* TO BE DONE *
Rewrite the rows from the line with "List each element" up to and including the line with "text-line: 强与用户的互动与粘性，提升品牌在线上的知名度与影响力。 bbox=[135, 361, 675, 385]", renaming "text-line" to "ocr-line" and changing nothing else. Leave the pictures out and give only those lines.

* SUPPLIED ENTRIES *
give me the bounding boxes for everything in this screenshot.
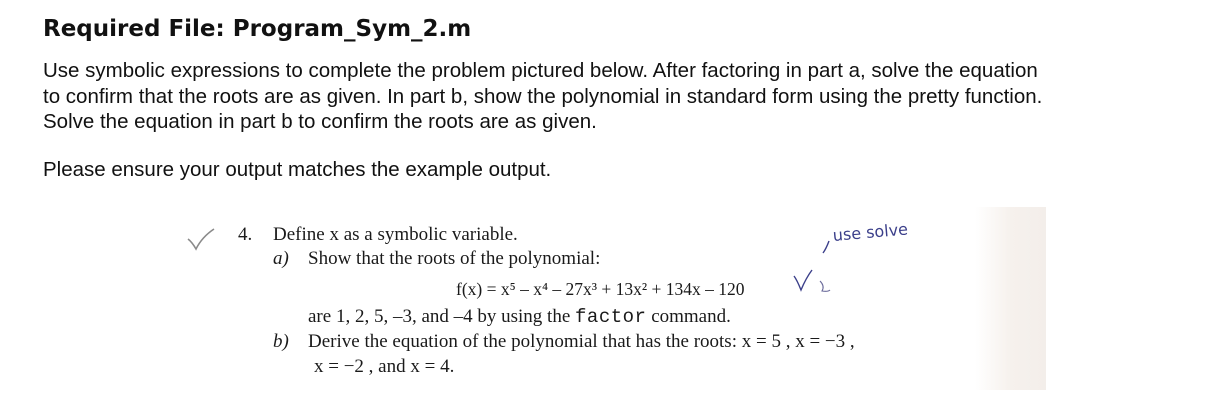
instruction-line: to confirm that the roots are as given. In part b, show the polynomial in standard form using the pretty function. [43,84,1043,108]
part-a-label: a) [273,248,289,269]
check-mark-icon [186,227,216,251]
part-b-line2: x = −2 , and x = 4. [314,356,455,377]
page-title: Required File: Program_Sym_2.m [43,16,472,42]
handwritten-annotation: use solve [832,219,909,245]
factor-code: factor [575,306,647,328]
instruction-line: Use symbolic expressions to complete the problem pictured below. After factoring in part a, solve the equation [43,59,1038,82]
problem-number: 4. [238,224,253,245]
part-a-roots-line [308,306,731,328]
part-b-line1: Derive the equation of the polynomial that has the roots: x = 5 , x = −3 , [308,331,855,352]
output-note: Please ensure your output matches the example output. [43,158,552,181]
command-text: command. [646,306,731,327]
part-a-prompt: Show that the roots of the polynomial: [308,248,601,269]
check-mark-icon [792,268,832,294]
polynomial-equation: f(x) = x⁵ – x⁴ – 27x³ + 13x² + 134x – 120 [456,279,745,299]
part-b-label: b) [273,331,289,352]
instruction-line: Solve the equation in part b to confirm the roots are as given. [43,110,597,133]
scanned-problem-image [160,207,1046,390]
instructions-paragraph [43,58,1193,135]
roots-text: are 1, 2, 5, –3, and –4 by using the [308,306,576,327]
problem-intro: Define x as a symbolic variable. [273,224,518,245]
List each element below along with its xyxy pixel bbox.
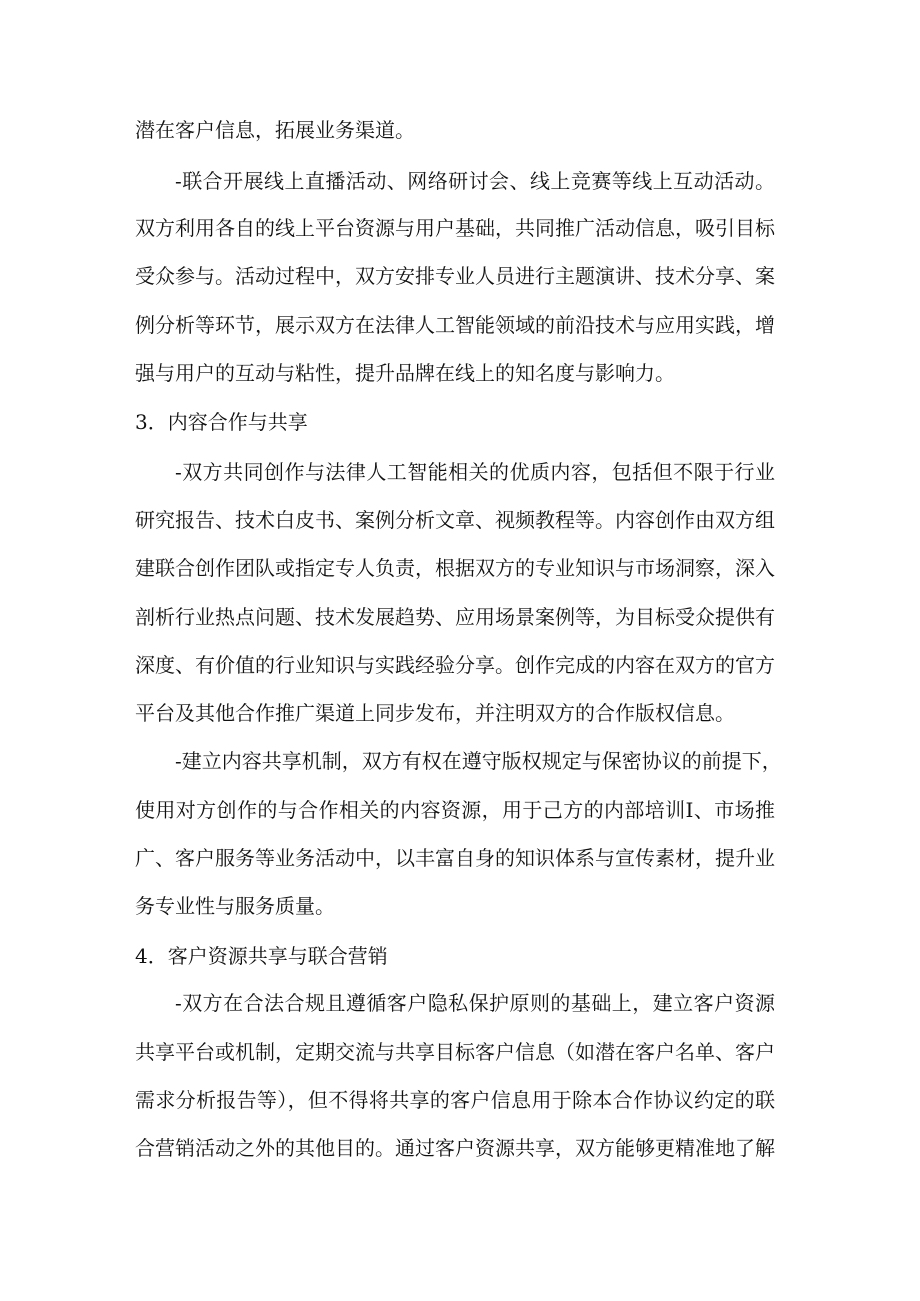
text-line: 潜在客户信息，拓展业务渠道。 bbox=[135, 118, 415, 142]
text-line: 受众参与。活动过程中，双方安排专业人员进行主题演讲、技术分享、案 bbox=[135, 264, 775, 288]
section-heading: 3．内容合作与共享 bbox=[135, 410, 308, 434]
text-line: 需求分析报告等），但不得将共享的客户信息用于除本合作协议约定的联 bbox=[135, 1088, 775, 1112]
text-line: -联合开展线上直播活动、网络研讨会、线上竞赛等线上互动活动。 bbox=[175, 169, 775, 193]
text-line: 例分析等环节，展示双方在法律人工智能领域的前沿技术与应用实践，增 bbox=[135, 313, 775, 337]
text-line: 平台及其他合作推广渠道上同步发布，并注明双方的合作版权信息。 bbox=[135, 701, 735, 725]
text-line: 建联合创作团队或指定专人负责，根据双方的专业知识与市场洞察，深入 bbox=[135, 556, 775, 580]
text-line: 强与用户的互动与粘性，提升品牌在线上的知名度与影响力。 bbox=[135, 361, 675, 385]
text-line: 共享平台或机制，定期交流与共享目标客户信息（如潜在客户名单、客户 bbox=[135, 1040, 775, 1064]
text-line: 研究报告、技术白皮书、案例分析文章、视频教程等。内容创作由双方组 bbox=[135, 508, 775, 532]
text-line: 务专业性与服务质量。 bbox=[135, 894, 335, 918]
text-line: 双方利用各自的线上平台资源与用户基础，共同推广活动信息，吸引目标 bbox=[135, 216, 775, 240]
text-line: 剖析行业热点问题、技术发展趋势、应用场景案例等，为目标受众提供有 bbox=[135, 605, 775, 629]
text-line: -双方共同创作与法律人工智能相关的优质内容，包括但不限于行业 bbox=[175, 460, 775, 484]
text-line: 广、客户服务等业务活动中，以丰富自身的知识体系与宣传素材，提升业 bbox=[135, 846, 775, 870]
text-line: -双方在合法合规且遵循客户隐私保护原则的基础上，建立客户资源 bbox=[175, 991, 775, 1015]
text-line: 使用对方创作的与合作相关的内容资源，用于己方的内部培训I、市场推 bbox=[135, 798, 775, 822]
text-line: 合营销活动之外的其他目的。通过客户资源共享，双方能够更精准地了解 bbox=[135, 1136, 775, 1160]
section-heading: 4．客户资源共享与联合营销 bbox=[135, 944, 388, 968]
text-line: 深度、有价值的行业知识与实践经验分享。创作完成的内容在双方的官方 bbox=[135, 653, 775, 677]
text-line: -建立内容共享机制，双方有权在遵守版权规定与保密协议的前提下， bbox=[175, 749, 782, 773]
...
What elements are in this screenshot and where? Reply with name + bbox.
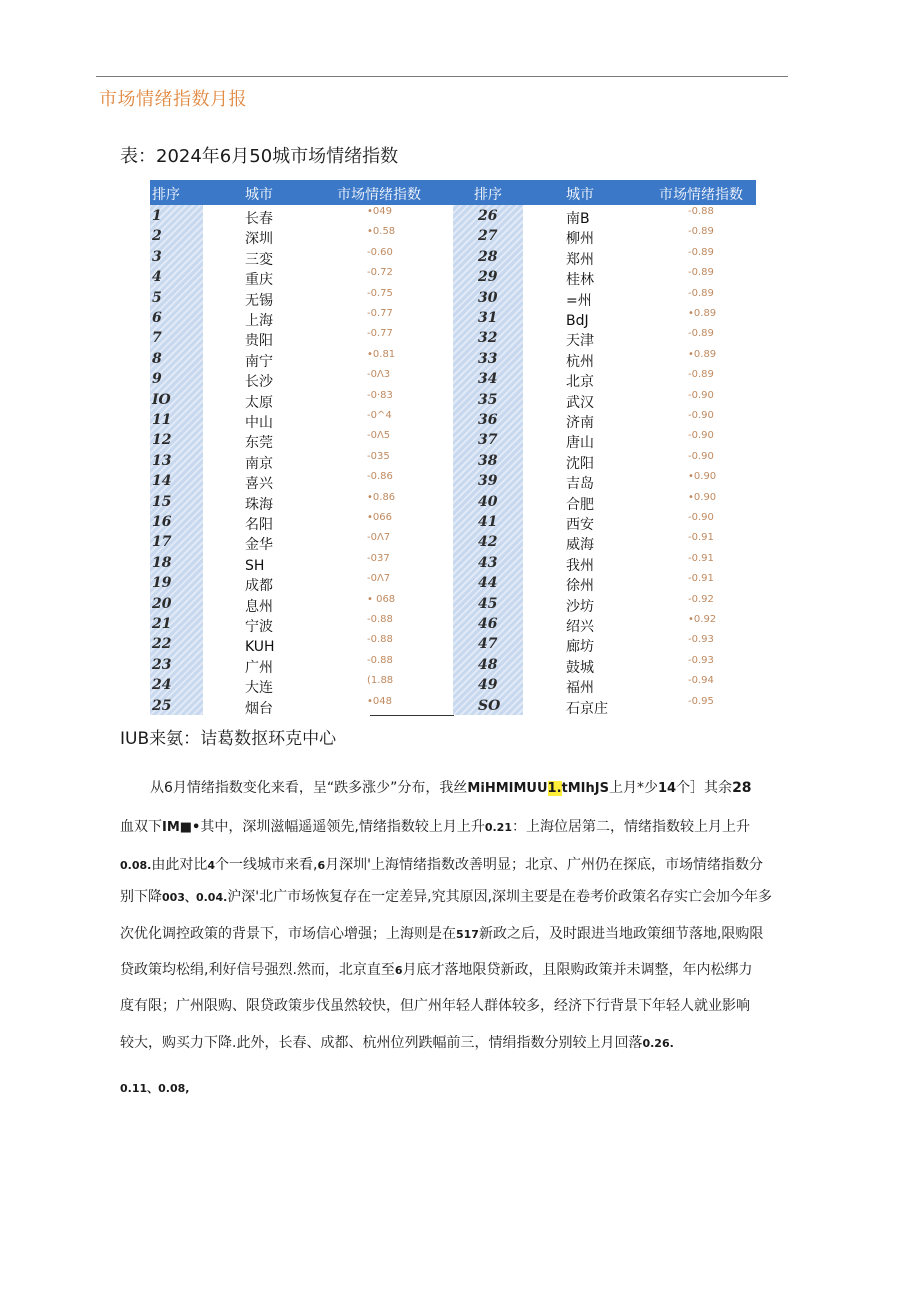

* THE RESPONSE *
List each element below along with its xyxy pixel bbox.
ocr-line: 潜在客户信息，拓展业务渠道。 bbox=[135, 118, 415, 142]
ocr-line: 受众参与。活动过程中，双方安排专业人员进行主题演讲、技术分享、案 bbox=[135, 264, 775, 288]
section-heading: 3．内容合作与共享 bbox=[135, 410, 308, 434]
ocr-line: 需求分析报告等），但不得将共享的客户信息用于除本合作协议约定的联 bbox=[135, 1088, 775, 1112]
ocr-line: -联合开展线上直播活动、网络研讨会、线上竞赛等线上互动活动。 bbox=[175, 169, 775, 193]
ocr-line: 例分析等环节，展示双方在法律人工智能领域的前沿技术与应用实践，增 bbox=[135, 313, 775, 337]
ocr-line: 平台及其他合作推广渠道上同步发布，并注明双方的合作版权信息。 bbox=[135, 701, 735, 725]
ocr-line: 建联合创作团队或指定专人负责，根据双方的专业知识与市场洞察，深入 bbox=[135, 556, 775, 580]
ocr-line: 强与用户的互动与粘性，提升品牌在线上的知名度与影响力。 bbox=[135, 361, 675, 385]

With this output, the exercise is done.